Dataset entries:
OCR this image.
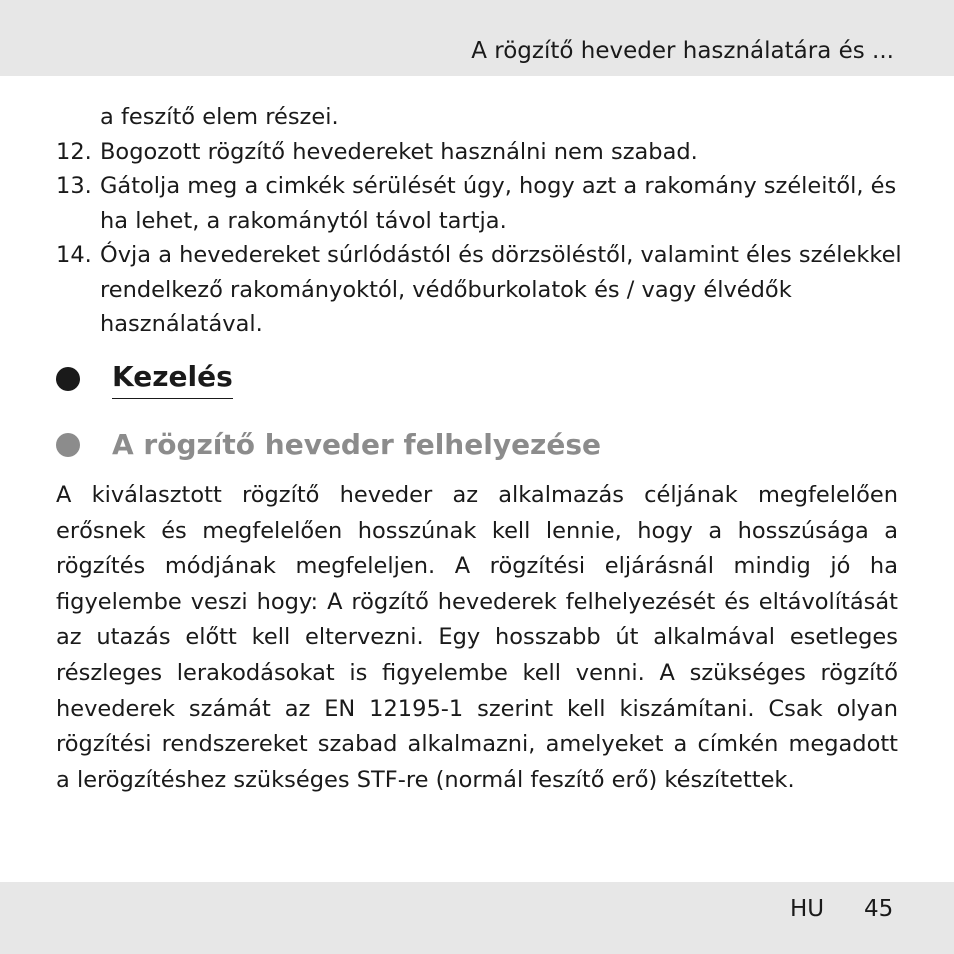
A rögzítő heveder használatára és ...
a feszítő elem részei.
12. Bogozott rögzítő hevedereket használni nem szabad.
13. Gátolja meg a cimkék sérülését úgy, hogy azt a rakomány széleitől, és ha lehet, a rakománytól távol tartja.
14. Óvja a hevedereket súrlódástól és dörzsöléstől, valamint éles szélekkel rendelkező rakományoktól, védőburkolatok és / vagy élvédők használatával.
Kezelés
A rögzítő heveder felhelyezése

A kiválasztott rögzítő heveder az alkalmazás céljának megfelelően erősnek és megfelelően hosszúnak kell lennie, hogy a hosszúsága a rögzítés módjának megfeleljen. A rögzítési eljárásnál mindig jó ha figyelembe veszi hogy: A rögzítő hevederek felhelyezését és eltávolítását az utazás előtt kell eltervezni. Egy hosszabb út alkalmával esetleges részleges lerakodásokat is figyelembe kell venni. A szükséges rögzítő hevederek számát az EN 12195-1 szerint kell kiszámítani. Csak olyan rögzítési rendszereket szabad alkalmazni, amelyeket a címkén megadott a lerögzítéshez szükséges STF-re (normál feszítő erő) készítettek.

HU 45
==
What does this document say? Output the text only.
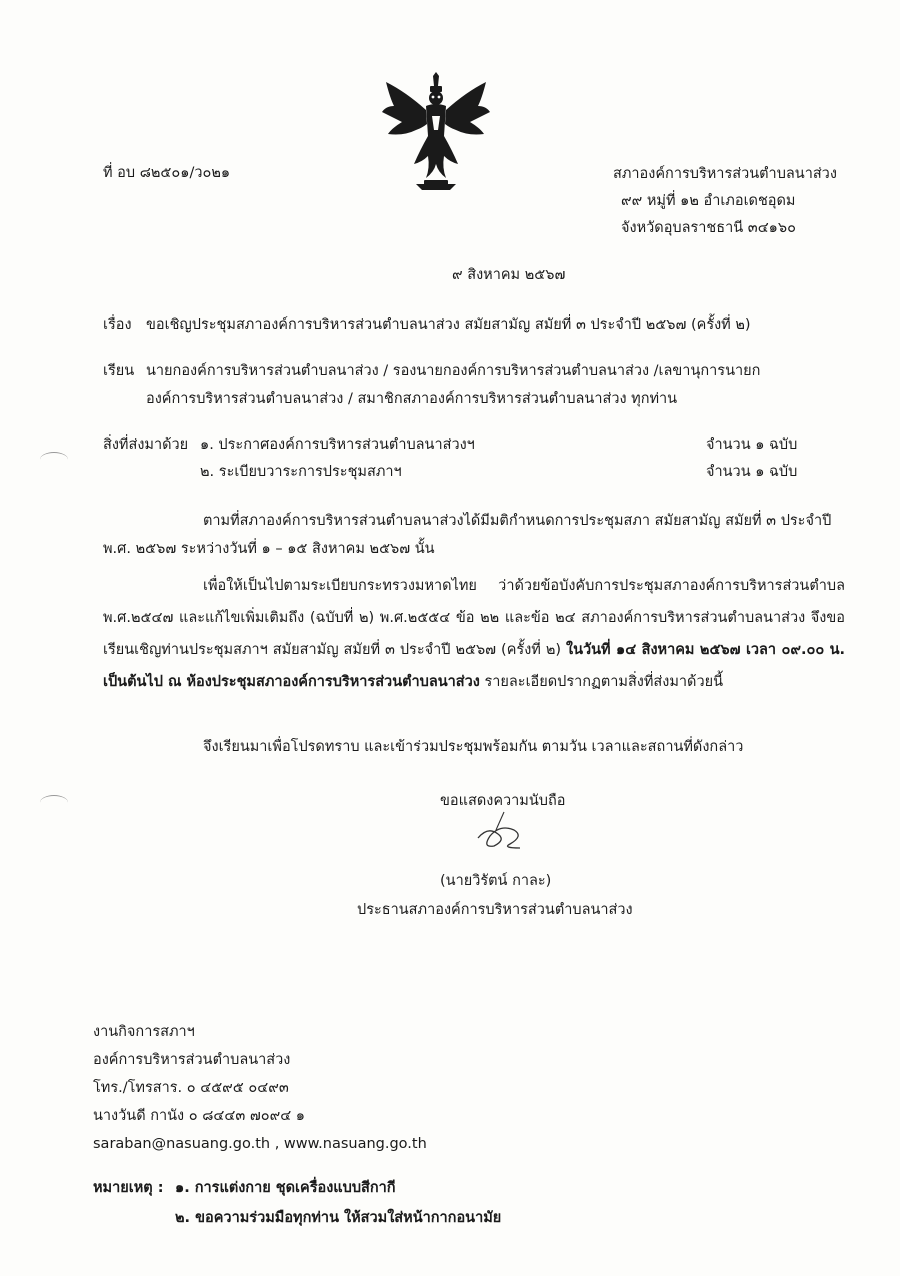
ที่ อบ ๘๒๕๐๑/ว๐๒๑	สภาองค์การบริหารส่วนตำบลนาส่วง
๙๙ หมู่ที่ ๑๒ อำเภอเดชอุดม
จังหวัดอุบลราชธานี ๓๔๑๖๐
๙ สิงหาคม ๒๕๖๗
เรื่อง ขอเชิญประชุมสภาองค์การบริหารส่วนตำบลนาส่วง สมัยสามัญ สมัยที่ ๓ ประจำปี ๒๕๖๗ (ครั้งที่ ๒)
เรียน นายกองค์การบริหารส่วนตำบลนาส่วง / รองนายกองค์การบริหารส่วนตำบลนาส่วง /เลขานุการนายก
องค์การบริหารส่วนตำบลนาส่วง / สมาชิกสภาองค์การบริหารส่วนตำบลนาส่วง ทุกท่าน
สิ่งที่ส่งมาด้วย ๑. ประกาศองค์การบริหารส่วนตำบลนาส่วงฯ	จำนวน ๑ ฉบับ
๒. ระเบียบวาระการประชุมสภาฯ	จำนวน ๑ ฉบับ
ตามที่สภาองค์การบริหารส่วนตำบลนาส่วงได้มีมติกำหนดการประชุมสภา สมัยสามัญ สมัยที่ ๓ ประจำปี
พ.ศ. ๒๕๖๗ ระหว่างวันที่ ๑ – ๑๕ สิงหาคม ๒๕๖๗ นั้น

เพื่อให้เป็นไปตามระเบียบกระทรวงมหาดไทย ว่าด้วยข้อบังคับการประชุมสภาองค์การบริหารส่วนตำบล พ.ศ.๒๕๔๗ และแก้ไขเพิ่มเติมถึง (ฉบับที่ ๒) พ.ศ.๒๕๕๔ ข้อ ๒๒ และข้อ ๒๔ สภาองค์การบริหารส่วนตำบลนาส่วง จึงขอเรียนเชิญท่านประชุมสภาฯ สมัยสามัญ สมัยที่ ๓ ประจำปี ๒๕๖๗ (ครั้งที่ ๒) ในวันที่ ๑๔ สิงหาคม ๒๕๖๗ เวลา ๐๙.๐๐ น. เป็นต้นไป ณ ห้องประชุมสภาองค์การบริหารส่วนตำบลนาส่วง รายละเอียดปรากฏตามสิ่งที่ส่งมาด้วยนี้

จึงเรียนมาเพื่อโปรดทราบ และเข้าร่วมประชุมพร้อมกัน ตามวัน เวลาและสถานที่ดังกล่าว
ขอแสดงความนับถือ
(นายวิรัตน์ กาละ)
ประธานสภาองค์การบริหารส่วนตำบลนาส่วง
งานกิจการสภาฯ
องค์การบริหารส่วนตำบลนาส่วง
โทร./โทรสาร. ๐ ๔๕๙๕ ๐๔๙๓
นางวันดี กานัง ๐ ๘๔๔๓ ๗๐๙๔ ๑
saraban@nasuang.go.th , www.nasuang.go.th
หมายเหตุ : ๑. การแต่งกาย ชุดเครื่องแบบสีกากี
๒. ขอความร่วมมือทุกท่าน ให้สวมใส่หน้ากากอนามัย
* * *
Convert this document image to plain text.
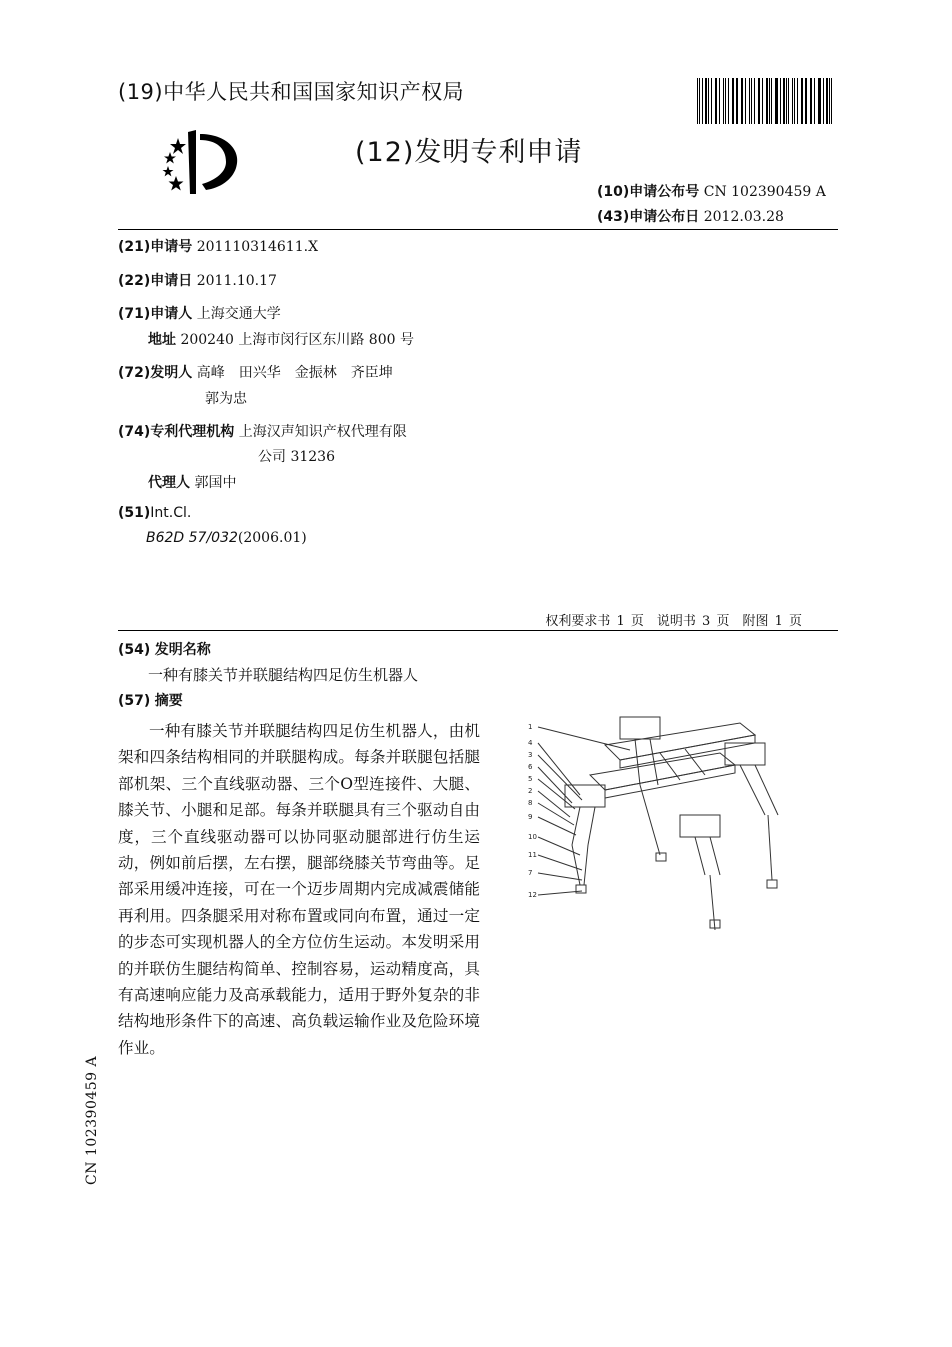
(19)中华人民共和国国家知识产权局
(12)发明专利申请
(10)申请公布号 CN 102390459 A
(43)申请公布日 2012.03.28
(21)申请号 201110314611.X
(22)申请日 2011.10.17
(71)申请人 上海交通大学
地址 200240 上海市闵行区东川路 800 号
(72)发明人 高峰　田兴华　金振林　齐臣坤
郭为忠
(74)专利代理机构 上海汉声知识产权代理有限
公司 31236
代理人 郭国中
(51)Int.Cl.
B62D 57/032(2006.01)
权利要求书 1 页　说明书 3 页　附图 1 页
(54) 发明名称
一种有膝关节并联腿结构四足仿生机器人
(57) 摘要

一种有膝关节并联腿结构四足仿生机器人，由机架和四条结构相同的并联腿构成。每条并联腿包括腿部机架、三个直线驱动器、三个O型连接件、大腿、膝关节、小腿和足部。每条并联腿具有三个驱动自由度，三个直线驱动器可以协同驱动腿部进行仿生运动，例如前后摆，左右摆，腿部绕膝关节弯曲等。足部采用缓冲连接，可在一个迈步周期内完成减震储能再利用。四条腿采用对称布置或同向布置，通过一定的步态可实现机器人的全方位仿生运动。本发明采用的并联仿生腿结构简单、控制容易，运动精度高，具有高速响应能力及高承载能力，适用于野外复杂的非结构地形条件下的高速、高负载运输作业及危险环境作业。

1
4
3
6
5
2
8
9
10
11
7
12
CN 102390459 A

:: Exercise instructions ::
Which lines hold the word "ประจำป"? Show each one.

:: Answer ::
เรื่อง ขอเชิญประชุมสภาองค์การบริหารส่วนตำบลนาส่วง สมัยสามัญ สมัยที่ ๓ ประจำปี ๒๕๖๗ (ครั้งที่ ๒)
ตามที่สภาองค์การบริหารส่วนตำบลนาส่วงได้มีมติกำหนดการประชุมสภา สมัยสามัญ สมัยที่ ๓ ประจำปี
เพื่อให้เป็นไปตามระเบียบกระทรวงมหาดไทย ว่าด้วยข้อบังคับการประชุมสภาองค์การบริหารส่วนตำบล พ.ศ.๒๕๔๗ และแก้ไขเพิ่มเติมถึง (ฉบับที่ ๒) พ.ศ.๒๕๕๔ ข้อ ๒๒ และข้อ ๒๔ สภาองค์การบริหารส่วนตำบลนาส่วง จึงขอเรียนเชิญท่านประชุมสภาฯ สมัยสามัญ สมัยที่ ๓ ประจำปี ๒๕๖๗ (ครั้งที่ ๒) ในวันที่ ๑๔ สิงหาคม ๒๕๖๗ เวลา ๐๙.๐๐ น. เป็นต้นไป ณ ห้องประชุมสภาองค์การบริหารส่วนตำบลนาส่วง รายละเอียดปรากฏตามสิ่งที่ส่งมาด้วยนี้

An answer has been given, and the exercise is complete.